Directive
Your copy should begin at the line containing "What data populates" and end at the last line of the records; transcribe those lines exactly and leave out every picture.

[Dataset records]

┄┄┄┄┄┄┄┄┄┄┄┄┄┄┄┄┄┄┄┄

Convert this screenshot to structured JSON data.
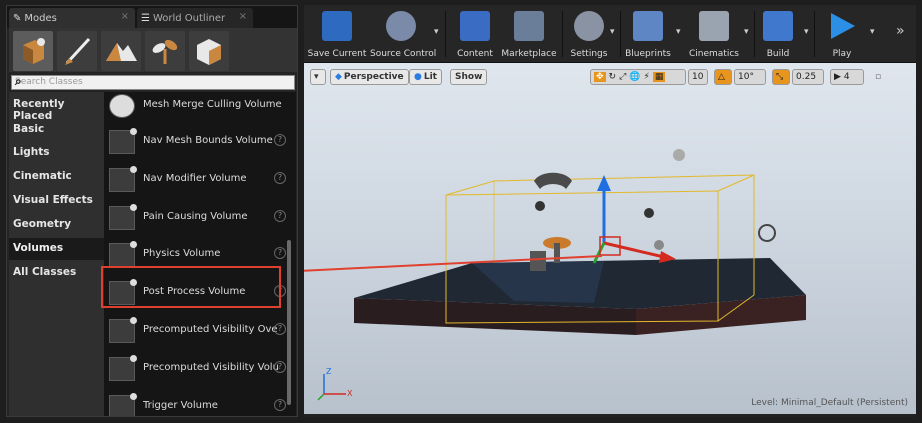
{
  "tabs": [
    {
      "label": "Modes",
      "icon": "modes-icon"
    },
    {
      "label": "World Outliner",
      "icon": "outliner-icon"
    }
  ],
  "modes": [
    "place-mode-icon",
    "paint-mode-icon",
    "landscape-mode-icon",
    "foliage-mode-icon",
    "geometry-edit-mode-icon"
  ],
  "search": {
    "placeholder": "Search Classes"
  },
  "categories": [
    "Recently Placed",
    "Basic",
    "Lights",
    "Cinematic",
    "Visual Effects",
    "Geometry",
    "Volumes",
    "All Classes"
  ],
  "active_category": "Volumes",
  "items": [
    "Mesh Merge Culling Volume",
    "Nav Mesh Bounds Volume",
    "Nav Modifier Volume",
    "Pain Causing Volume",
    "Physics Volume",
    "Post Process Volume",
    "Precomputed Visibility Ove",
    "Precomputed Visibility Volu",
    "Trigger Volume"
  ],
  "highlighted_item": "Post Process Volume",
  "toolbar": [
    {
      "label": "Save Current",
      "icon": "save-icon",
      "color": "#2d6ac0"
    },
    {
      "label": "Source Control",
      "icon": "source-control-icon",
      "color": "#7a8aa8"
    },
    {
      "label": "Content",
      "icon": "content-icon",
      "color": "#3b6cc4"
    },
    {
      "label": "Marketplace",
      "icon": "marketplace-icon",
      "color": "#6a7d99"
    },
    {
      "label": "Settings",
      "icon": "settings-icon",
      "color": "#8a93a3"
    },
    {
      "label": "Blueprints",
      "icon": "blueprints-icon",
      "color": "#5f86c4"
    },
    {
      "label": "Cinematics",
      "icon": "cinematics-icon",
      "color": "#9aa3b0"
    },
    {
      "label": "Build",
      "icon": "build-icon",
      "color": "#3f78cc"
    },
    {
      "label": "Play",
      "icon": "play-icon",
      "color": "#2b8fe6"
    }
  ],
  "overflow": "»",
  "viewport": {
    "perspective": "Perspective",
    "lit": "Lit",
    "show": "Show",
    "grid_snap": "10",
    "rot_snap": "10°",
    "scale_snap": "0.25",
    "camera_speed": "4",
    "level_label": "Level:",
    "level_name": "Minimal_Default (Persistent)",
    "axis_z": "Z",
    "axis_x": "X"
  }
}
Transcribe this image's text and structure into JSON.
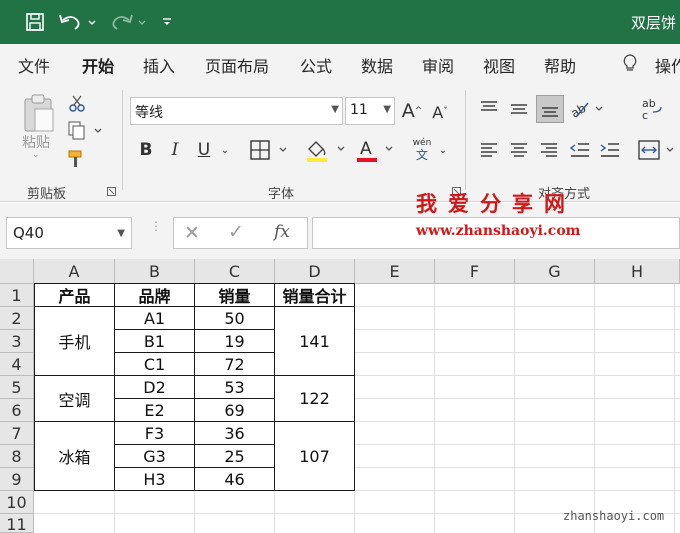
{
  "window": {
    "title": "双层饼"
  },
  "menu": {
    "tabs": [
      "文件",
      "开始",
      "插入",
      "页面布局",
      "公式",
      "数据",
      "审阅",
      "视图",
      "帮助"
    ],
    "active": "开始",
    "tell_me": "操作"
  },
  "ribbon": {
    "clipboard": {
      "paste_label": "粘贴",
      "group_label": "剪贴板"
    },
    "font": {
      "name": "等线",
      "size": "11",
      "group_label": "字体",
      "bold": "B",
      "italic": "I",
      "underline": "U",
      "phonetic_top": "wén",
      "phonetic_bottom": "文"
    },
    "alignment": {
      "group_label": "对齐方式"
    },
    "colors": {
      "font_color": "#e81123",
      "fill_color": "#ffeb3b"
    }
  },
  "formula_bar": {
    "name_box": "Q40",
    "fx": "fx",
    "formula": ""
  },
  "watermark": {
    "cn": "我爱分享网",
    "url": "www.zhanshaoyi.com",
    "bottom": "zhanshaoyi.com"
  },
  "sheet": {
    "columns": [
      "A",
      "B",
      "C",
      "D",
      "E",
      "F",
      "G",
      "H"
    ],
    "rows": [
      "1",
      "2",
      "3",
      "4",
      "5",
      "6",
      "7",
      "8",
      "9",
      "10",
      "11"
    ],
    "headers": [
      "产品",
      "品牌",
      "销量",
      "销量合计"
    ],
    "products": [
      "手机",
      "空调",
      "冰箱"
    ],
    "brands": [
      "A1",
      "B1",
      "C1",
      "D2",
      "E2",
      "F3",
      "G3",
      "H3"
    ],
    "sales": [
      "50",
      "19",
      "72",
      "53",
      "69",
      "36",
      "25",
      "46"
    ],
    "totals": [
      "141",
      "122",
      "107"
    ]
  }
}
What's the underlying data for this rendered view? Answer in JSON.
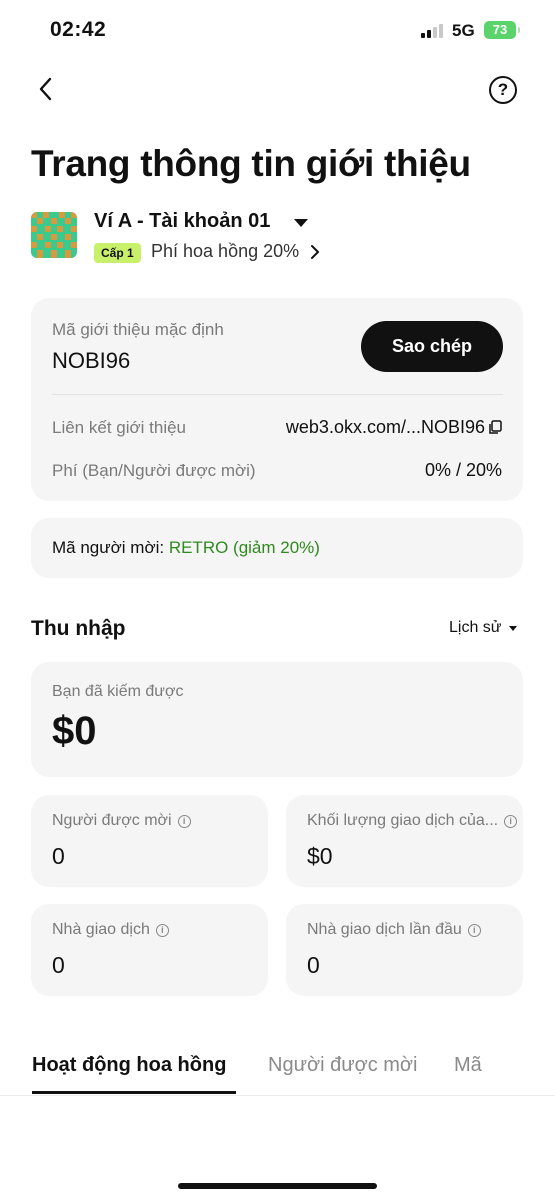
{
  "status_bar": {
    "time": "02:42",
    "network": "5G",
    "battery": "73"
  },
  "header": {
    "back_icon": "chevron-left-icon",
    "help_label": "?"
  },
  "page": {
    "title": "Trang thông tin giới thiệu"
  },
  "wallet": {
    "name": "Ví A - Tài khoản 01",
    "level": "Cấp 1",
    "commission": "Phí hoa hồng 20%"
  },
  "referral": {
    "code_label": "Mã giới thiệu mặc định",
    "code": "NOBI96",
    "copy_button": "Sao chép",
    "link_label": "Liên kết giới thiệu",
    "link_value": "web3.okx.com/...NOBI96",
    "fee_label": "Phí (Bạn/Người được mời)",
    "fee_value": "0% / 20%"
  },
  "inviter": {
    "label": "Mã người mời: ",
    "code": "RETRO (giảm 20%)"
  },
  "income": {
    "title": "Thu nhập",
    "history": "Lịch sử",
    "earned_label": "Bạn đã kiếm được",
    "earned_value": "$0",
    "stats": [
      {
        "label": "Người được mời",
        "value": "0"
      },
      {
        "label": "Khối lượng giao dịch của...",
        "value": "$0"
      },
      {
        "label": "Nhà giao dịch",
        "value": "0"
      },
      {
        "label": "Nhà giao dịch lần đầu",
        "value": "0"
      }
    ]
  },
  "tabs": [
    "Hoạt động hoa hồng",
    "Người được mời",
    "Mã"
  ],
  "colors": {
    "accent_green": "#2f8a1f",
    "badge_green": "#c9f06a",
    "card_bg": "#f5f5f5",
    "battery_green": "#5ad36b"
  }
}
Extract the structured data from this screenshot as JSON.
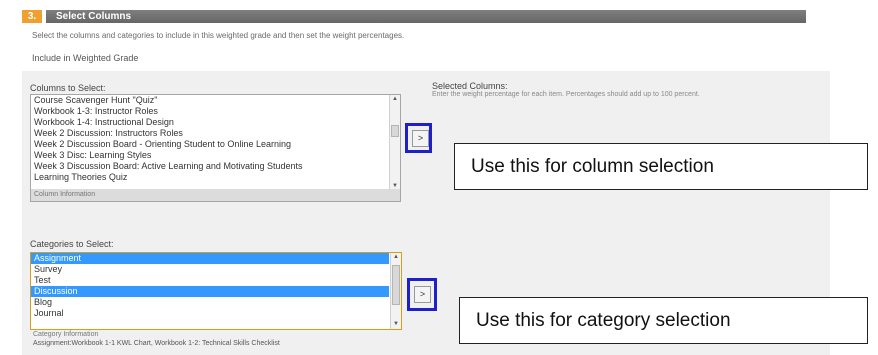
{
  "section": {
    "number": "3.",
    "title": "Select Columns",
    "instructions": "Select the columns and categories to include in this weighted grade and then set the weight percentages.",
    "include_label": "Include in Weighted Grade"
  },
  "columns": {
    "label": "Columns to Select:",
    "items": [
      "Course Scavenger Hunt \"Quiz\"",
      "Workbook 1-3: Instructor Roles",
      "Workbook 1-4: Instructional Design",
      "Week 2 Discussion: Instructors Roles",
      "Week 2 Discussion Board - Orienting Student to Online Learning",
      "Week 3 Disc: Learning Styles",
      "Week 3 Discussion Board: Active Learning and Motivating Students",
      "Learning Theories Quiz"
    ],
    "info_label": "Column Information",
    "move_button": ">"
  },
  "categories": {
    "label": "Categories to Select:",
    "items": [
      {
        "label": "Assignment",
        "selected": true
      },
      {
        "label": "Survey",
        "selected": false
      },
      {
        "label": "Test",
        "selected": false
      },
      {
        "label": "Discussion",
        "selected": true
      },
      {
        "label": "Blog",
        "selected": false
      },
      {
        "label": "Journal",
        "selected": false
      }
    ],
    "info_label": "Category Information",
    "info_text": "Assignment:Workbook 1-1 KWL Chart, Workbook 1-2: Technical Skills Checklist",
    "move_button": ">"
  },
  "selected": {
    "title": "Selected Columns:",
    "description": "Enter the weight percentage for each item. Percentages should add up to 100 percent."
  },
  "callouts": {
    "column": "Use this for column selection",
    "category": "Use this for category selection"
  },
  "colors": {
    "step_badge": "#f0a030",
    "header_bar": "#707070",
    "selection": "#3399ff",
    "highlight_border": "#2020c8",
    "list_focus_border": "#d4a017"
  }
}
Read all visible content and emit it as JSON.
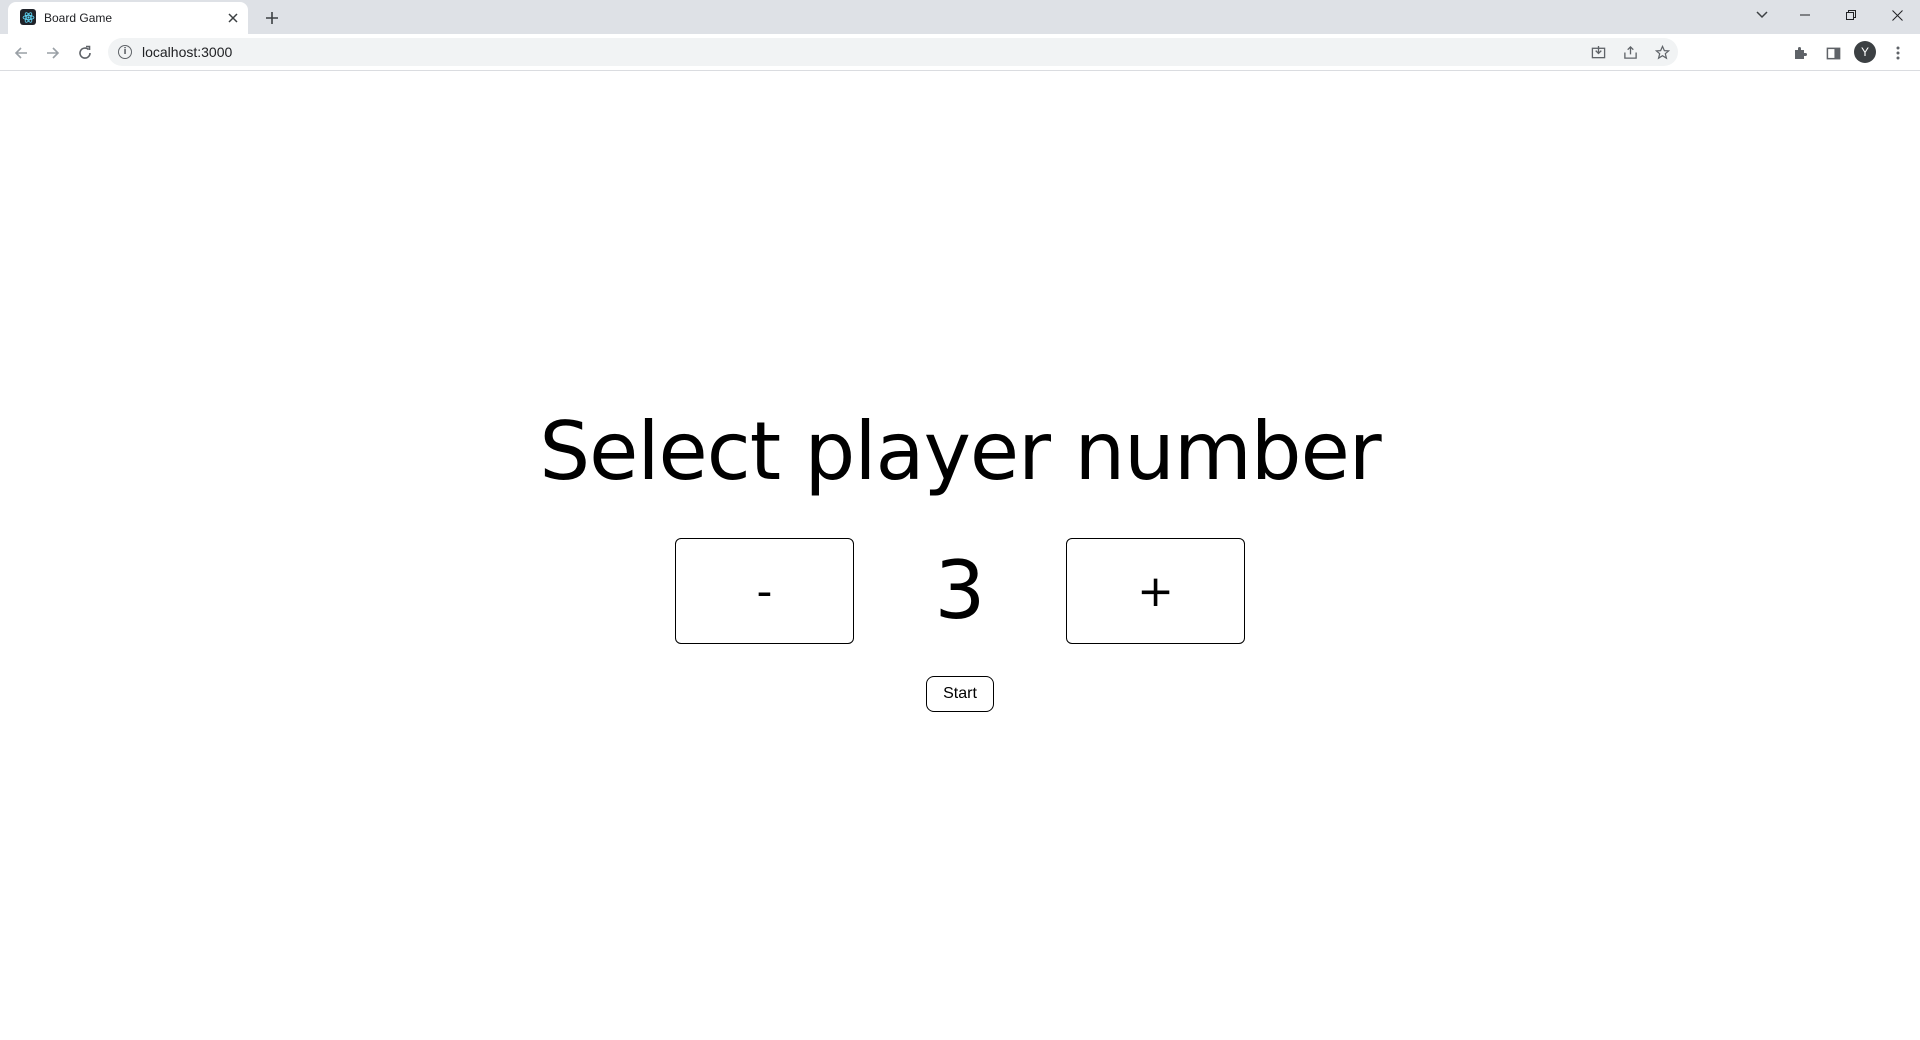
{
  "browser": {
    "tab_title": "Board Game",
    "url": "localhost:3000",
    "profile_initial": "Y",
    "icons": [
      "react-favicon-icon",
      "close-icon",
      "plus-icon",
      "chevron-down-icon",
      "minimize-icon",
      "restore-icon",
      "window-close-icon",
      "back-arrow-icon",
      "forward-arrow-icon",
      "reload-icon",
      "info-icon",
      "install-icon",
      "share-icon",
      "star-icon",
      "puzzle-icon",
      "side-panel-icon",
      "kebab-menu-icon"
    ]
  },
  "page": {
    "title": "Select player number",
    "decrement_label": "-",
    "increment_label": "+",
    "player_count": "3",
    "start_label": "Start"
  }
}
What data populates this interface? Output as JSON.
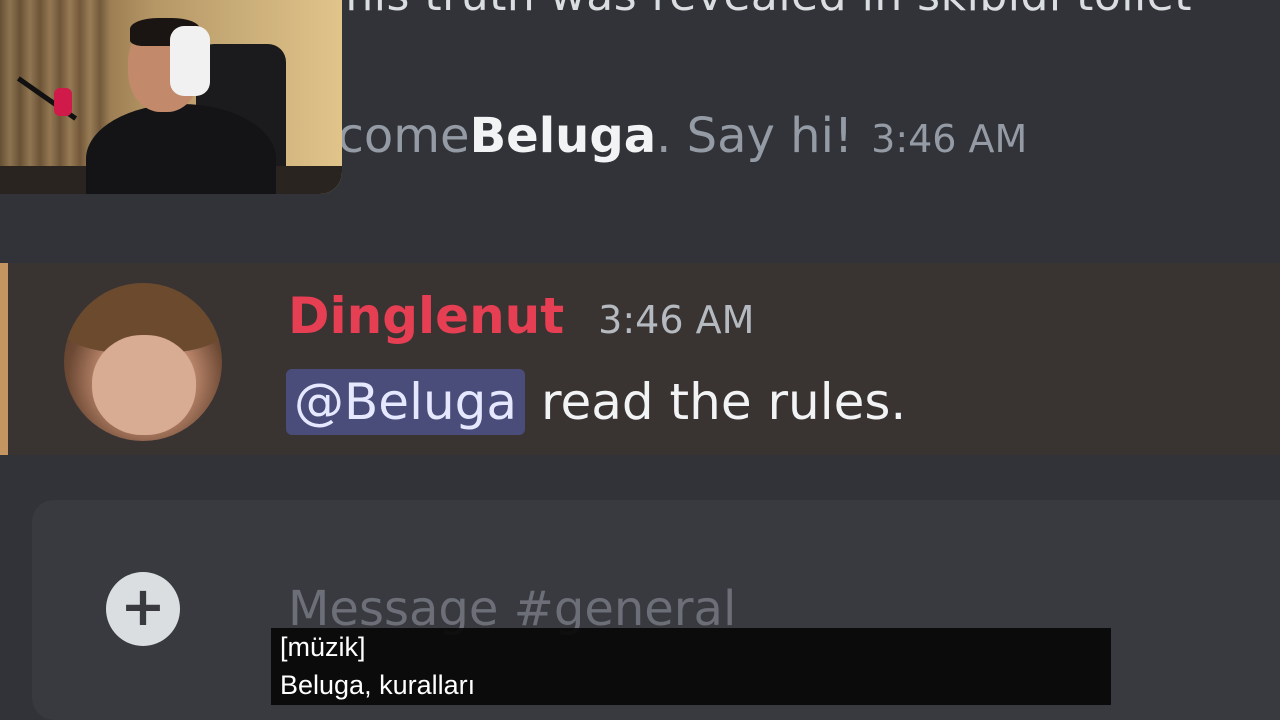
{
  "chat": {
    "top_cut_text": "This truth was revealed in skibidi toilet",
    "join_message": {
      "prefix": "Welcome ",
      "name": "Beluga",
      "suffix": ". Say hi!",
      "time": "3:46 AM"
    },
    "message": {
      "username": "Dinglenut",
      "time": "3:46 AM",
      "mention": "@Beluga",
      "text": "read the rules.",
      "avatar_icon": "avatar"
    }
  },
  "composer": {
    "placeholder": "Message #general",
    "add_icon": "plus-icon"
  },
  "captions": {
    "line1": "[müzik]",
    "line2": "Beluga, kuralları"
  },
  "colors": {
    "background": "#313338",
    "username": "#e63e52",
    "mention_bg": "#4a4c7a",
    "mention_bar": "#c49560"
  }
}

┄┄┄┄┄┄┄┄┄┄┄┄┄┄┄┄┄┄┄┄

Result of this task
What data populates this interface? Output as JSON.
{
  "chat": {
    "top_cut_text": "This truth was revealed in skibidi toilet",
    "join_message": {
      "prefix": "Welcome ",
      "name": "Beluga",
      "suffix": ". Say hi!",
      "time": "3:46 AM"
    },
    "message": {
      "username": "Dinglenut",
      "time": "3:46 AM",
      "mention": "@Beluga",
      "text": "read the rules.",
      "avatar_icon": "avatar"
    }
  },
  "composer": {
    "placeholder": "Message #general",
    "add_icon": "plus-icon"
  },
  "captions": {
    "line1": "[müzik]",
    "line2": "Beluga, kuralları"
  },
  "colors": {
    "background": "#313338",
    "username": "#e63e52",
    "mention_bg": "#4a4c7a",
    "mention_bar": "#c49560"
  }
}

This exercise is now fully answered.